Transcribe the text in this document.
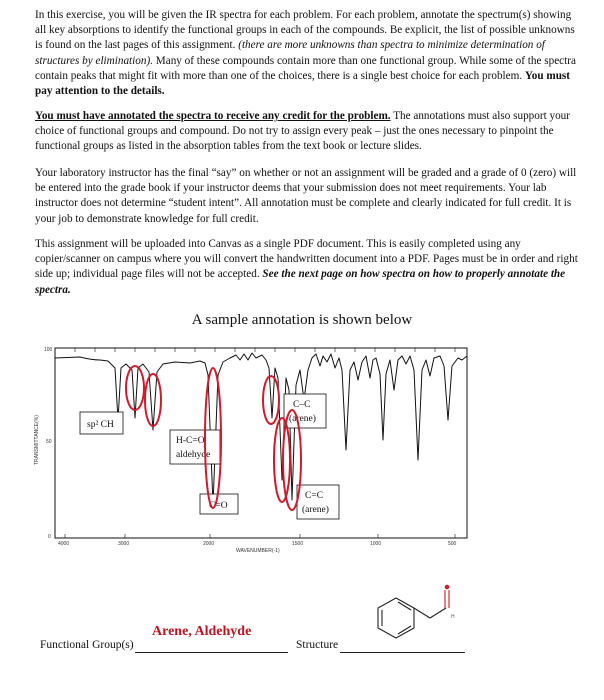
In this exercise, you will be given the IR spectra for each problem. For each problem, annotate the spectrum(s) showing all key absorptions to identify the functional groups in each of the compounds. Be explicit, the list of possible unknowns is found on the last pages of this assignment. (there are more unknowns than spectra to minimize determination of structures by elimination). Many of these compounds contain more than one functional group. While some of the spectra contain peaks that might fit with more than one of the choices, there is a single best choice for each problem. You must pay attention to the details.

You must have annotated the spectra to receive any credit for the problem. The annotations must also support your choice of functional groups and compound. Do not try to assign every peak – just the ones necessary to pinpoint the functional groups as listed in the absorption tables from the text book or lecture slides.

Your laboratory instructor has the final “say” on whether or not an assignment will be graded and a grade of 0 (zero) will be entered into the grade book if your instructor deems that your submission does not meet requirements. Your lab instructor does not determine “student intent”. All annotation must be complete and clearly indicated for full credit. It is your job to demonstrate knowledge for full credit.

This assignment will be uploaded into Canvas as a single PDF document. This is easily completed using any copier/scanner on campus where you will convert the handwritten document into a PDF. Pages must be in order and right side up; individual page files will not be accepted. See the next page on how spectra on how to properly annotate the spectra.

A sample annotation is shown below
100
50
0
TRANSMITTANCE(%)
4000	3000	2000
WAVENUMBER(-1)
1500	1000	500
sp² CH
H-C=O
aldehyde
C=O
C–C
(arene)
C=C
(arene)
Arene, Aldehyde
Functional Group(s)	Structure
H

Given problem ▸
Any pictures should be dropped; transcribe the rest of the records above exactly.

Answer to this problem ▸
Transcribe the text in this document.
In this exercise, you will be given the IR spectra for each problem. For each problem, annotate the spectrum(s) showing all key absorptions to identify the functional groups in each of the compounds. Be explicit, the list of possible unknowns is found on the last pages of this assignment. (there are more unknowns than spectra to minimize determination of structures by elimination). Many of these compounds contain more than one functional group. While some of the spectra contain peaks that might fit with more than one of the choices, there is a single best choice for each problem. You must pay attention to the details.

You must have annotated the spectra to receive any credit for the problem. The annotations must also support your choice of functional groups and compound. Do not try to assign every peak – just the ones necessary to pinpoint the functional groups as listed in the absorption tables from the text book or lecture slides.

Your laboratory instructor has the final “say” on whether or not an assignment will be graded and a grade of 0 (zero) will be entered into the grade book if your instructor deems that your submission does not meet requirements. Your lab instructor does not determine “student intent”. All annotation must be complete and clearly indicated for full credit. It is your job to demonstrate knowledge for full credit.

This assignment will be uploaded into Canvas as a single PDF document. This is easily completed using any copier/scanner on campus where you will convert the handwritten document into a PDF. Pages must be in order and right side up; individual page files will not be accepted. See the next page on how spectra on how to properly annotate the spectra.

A sample annotation is shown below
100
50
0
TRANSMITTANCE(%)
4000	3000	2000
WAVENUMBER(-1)
1500	1000	500
sp² CH
H-C=O
aldehyde
C=O
C–C
(arene)
C=C
(arene)
Arene, Aldehyde
Functional Group(s)	Structure
H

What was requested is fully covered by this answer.